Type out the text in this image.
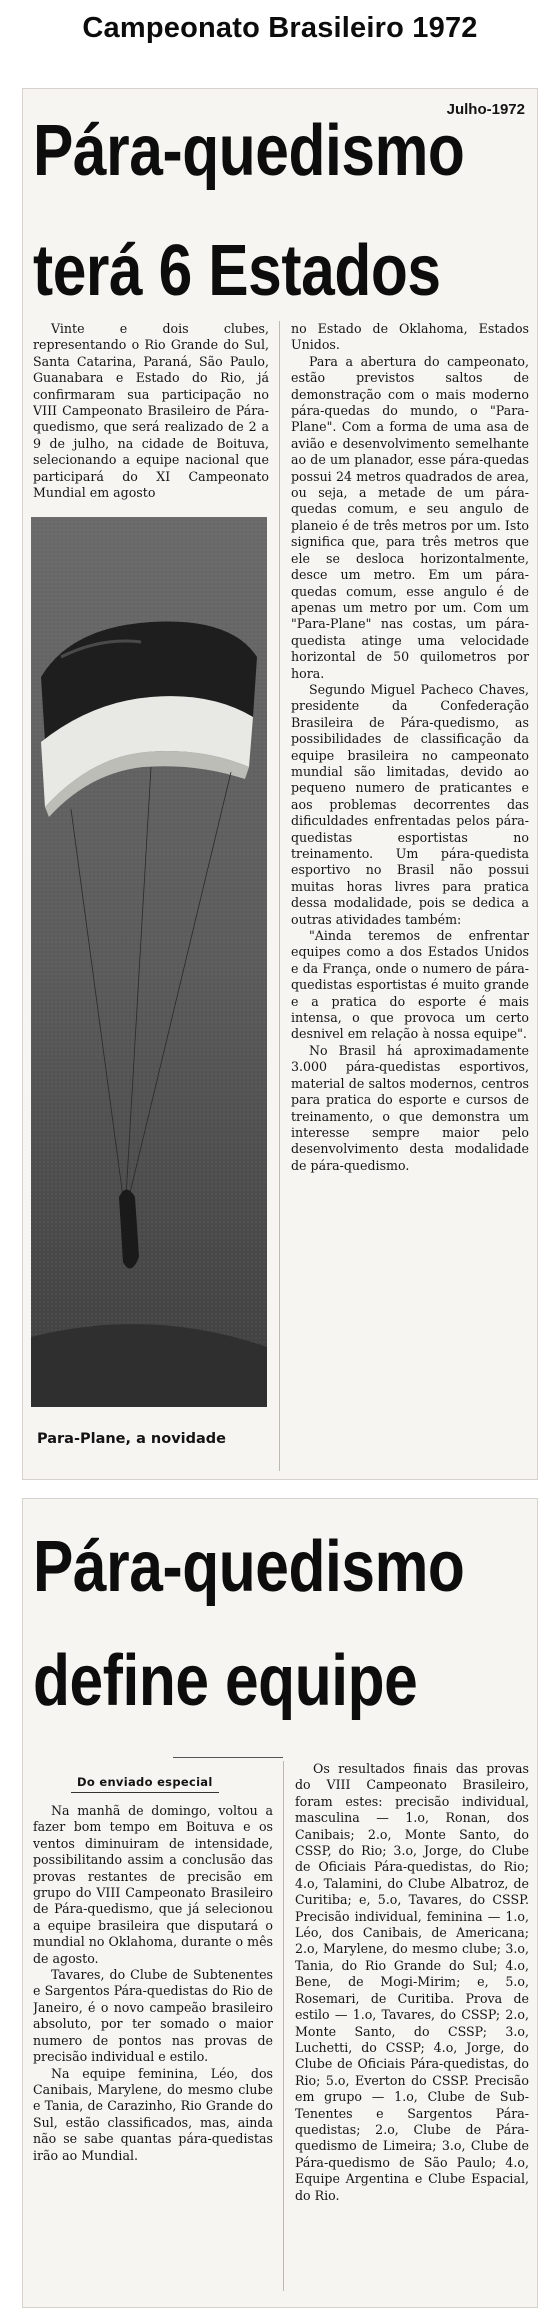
Campeonato Brasileiro 1972
Julho-1972
Pára-quedismo
terá 6 Estados

Vinte e dois clubes, representando o Rio Grande do Sul, Santa Catarina, Paraná, São Paulo, Guanabara e Estado do Rio, já confirmaram sua participação no VIII Campeonato Brasileiro de Pára-quedismo, que será realizado de 2 a 9 de julho, na cidade de Boituva, selecionando a equipe nacional que participará do XI Campeonato Mundial em agosto

Para-Plane, a novidade

no Estado de Oklahoma, Estados Unidos.

Para a abertura do campeonato, estão previstos saltos de demonstração com o mais moderno pára-quedas do mundo, o "Para-Plane". Com a forma de uma asa de avião e desenvolvimento semelhante ao de um planador, esse pára-quedas possui 24 metros quadrados de area, ou seja, a metade de um pára-quedas comum, e seu angulo de planeio é de três metros por um. Isto significa que, para três metros que ele se desloca horizontalmente, desce um metro. Em um pára-quedas comum, esse angulo é de apenas um metro por um. Com um "Para-Plane" nas costas, um pára-quedista atinge uma velocidade horizontal de 50 quilometros por hora.

Segundo Miguel Pacheco Chaves, presidente da Confederação Brasileira de Pára-quedismo, as possibilidades de classificação da equipe brasileira no campeonato mundial são limitadas, devido ao pequeno numero de praticantes e aos problemas decorrentes das dificuldades enfrentadas pelos pára-quedistas esportistas no treinamento. Um pára-quedista esportivo no Brasil não possui muitas horas livres para pratica dessa modalidade, pois se dedica a outras atividades também:

"Ainda teremos de enfrentar equipes como a dos Estados Unidos e da França, onde o numero de pára-quedistas esportistas é muito grande e a pratica do esporte é mais intensa, o que provoca um certo desnivel em relação à nossa equipe".

No Brasil há aproximadamente 3.000 pára-quedistas esportivos, material de saltos modernos, centros para pratica do esporte e cursos de treinamento, o que demonstra um interesse sempre maior pelo desenvolvimento desta modalidade de pára-quedismo.

Pára-quedismo
define equipe
Do enviado especial

Na manhã de domingo, voltou a fazer bom tempo em Boituva e os ventos diminuiram de intensidade, possibilitando assim a conclusão das provas restantes de precisão em grupo do VIII Campeonato Brasileiro de Pára-quedismo, que já selecionou a equipe brasileira que disputará o mundial no Oklahoma, durante o mês de agosto.

Tavares, do Clube de Subtenentes e Sargentos Pára-quedistas do Rio de Janeiro, é o novo campeão brasileiro absoluto, por ter somado o maior numero de pontos nas provas de precisão individual e estilo.

Na equipe feminina, Léo, dos Canibais, Marylene, do mesmo clube e Tania, de Carazinho, Rio Grande do Sul, estão classificados, mas, ainda não se sabe quantas pára-quedistas irão ao Mundial.

Os resultados finais das provas do VIII Campeonato Brasileiro, foram estes: precisão individual, masculina — 1.o, Ronan, dos Canibais; 2.o, Monte Santo, do CSSP, do Rio; 3.o, Jorge, do Clube de Oficiais Pára-quedistas, do Rio; 4.o, Talamini, do Clube Albatroz, de Curitiba; e, 5.o, Tavares, do CSSP. Precisão individual, feminina — 1.o, Léo, dos Canibais, de Americana; 2.o, Marylene, do mesmo clube; 3.o, Tania, do Rio Grande do Sul; 4.o, Bene, de Mogi-Mirim; e, 5.o, Rosemari, de Curitiba. Prova de estilo — 1.o, Tavares, do CSSP; 2.o, Monte Santo, do CSSP; 3.o, Luchetti, do CSSP; 4.o, Jorge, do Clube de Oficiais Pára-quedistas, do Rio; 5.o, Everton do CSSP. Precisão em grupo — 1.o, Clube de Sub-Tenentes e Sargentos Pára-quedistas; 2.o, Clube de Pára-quedismo de Limeira; 3.o, Clube de Pára-quedismo de São Paulo; 4.o, Equipe Argentina e Clube Espacial, do Rio.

[To do] Write out every line of the entries that holds the word "Unidos".

[Full output]
no Estado de Oklahoma, Estados Unidos.
"Ainda teremos de enfrentar equipes como a dos Estados Unidos e da França, onde o numero de pára-quedistas esportistas é muito grande e a pratica do esporte é mais intensa, o que provoca um certo desnivel em relação à nossa equipe".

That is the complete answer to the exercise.